What needs to be done: Find every line in the records below that holds the word "name", and copy it out.

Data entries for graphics
§ §

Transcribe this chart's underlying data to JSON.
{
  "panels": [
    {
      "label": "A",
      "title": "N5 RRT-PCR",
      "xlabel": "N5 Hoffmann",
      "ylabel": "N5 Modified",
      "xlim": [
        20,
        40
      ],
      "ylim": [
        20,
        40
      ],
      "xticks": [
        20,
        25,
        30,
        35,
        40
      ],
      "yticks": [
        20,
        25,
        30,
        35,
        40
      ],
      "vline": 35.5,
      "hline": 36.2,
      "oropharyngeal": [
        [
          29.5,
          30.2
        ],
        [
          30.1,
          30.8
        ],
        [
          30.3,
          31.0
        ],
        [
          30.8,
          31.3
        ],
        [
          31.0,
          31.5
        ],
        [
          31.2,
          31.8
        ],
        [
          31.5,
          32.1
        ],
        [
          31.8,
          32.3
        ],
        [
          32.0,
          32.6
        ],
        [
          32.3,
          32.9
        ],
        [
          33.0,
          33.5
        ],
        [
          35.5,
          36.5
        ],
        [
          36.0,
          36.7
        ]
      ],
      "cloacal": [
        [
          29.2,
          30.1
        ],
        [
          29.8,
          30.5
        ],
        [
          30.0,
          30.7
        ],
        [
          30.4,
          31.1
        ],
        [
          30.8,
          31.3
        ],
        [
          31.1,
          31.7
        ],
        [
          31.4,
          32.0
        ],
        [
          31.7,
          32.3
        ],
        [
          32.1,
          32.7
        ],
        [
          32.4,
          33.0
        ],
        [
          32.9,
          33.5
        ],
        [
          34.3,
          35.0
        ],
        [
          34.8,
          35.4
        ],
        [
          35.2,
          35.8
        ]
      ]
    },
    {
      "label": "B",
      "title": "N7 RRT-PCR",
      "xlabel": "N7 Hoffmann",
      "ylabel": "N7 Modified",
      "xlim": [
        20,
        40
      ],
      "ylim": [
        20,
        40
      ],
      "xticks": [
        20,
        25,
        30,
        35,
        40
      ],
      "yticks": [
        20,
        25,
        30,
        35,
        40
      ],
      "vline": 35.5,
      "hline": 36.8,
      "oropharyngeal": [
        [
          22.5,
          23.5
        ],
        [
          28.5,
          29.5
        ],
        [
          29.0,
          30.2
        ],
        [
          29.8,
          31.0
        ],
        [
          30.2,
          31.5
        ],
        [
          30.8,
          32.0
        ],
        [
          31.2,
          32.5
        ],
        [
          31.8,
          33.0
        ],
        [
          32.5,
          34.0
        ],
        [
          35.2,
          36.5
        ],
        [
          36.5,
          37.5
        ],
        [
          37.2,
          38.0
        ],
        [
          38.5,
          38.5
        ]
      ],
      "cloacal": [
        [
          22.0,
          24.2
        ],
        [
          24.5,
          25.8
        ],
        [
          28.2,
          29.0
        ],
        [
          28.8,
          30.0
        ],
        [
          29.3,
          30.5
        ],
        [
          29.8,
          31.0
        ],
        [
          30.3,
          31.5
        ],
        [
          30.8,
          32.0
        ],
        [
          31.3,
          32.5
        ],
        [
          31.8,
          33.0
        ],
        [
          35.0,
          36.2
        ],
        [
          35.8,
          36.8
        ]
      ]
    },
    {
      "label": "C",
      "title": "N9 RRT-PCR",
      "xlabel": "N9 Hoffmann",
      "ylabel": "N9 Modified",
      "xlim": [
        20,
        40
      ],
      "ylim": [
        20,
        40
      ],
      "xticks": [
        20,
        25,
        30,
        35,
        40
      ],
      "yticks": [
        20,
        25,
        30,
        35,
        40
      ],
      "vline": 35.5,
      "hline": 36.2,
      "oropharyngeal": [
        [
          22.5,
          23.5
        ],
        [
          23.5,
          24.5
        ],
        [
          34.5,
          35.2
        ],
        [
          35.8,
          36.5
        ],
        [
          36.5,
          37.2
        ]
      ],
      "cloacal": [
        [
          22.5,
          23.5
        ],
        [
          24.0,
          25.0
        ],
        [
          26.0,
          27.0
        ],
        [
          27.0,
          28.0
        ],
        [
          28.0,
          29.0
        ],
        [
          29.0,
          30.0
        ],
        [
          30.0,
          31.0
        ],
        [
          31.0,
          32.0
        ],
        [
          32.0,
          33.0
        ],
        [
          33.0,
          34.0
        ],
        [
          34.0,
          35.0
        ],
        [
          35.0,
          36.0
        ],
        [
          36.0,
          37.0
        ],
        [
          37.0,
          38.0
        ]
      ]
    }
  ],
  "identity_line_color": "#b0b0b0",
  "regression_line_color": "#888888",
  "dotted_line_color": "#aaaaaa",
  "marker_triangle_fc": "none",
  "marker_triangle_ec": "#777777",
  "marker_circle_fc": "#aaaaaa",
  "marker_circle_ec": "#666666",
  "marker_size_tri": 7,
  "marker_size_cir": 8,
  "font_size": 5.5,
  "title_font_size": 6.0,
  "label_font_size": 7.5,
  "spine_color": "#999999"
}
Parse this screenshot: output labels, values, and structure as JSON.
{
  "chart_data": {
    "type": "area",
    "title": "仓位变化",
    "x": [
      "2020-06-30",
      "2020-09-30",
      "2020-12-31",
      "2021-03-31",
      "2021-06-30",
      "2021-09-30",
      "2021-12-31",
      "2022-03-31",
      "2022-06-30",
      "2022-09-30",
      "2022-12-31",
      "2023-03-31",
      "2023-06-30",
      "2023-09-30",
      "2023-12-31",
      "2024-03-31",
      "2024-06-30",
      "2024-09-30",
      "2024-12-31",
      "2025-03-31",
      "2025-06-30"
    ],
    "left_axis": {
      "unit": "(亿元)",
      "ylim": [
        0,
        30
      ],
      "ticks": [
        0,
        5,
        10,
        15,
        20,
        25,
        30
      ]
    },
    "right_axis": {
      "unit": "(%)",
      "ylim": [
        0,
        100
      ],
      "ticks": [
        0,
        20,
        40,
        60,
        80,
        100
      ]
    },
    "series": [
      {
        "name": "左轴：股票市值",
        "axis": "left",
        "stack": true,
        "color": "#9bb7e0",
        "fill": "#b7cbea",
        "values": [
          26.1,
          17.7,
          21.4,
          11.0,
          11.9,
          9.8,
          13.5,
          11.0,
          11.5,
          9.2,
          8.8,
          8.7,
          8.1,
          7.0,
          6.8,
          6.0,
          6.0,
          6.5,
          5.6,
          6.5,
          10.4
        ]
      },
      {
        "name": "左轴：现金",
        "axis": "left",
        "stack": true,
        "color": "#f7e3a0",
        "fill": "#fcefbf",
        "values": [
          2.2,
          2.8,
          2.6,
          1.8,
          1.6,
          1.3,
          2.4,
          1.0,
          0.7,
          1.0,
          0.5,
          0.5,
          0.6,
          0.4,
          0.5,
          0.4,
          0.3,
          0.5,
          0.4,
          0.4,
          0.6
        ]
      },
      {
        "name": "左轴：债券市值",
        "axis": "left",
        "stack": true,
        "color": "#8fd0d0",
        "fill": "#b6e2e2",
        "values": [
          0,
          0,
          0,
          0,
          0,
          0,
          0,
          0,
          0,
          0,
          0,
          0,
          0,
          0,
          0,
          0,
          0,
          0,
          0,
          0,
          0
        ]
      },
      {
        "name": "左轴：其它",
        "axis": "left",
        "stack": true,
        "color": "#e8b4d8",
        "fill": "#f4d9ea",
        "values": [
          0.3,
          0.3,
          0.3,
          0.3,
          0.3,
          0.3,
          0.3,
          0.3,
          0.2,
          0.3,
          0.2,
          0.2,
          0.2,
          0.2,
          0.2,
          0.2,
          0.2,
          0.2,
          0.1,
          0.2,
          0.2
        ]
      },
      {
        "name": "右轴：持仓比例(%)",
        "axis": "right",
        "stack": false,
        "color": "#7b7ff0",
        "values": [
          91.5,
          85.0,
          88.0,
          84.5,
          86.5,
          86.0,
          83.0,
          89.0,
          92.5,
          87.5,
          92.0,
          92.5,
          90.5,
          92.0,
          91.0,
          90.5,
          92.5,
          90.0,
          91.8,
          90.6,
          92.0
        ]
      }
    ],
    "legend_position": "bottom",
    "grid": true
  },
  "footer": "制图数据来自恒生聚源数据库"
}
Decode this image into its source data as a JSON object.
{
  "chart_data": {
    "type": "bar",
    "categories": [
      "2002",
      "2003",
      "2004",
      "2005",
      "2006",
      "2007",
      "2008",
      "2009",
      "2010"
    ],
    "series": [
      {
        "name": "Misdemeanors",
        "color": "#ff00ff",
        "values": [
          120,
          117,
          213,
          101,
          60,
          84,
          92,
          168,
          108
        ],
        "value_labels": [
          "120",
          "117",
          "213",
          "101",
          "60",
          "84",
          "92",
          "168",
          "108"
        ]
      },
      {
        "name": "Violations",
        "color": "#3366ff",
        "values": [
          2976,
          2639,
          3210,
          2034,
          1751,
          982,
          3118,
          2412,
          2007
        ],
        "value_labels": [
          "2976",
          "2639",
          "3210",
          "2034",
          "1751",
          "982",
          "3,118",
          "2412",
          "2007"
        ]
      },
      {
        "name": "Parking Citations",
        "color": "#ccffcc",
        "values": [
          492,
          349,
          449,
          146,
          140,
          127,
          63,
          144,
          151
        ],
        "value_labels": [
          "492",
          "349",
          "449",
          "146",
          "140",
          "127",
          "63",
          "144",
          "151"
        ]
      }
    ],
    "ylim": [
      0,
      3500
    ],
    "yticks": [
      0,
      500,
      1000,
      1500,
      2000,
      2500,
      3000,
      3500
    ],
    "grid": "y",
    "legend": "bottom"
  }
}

§ §

The answer:
        "name": "左轴：股票市值",
        "name": "左轴：现金",
        "name": "左轴：债券市值",
        "name": "左轴：其它",
        "name": "右轴：持仓比例(%)",
        "name": "Misdemeanors",
        "name": "Violations",
        "name": "Parking Citations",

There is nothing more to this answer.